[Figure record listings]

══════════

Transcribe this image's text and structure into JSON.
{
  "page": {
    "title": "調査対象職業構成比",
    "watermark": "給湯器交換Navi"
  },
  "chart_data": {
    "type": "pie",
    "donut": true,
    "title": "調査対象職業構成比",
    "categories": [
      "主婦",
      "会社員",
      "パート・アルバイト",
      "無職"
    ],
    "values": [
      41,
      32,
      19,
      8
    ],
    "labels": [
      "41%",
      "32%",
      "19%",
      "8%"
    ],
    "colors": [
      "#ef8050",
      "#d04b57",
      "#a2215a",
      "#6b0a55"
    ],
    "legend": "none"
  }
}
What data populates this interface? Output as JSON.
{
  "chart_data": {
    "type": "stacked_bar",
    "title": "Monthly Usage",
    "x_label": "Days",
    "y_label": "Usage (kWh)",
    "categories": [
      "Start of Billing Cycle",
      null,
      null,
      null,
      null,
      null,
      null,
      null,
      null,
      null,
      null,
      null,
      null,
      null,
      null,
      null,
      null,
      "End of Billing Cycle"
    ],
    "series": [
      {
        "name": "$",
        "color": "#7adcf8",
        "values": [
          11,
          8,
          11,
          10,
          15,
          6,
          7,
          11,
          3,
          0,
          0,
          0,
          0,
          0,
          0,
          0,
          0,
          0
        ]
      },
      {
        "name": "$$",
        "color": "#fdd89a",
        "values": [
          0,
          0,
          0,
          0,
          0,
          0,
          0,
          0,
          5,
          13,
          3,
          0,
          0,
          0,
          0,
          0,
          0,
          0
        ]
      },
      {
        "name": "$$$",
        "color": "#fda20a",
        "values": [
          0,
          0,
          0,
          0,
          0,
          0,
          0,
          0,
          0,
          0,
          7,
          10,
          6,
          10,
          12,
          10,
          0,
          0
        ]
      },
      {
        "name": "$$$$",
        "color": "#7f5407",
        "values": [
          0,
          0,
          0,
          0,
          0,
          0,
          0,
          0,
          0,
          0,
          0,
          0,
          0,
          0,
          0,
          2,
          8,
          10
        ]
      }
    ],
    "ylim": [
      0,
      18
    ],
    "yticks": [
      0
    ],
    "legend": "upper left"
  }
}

══════════

▶ _Given task_
Select and copy every line of the listing with the word "Billing".

▶ _Written solution_
      "Start of Billing Cycle",
      "End of Billing Cycle"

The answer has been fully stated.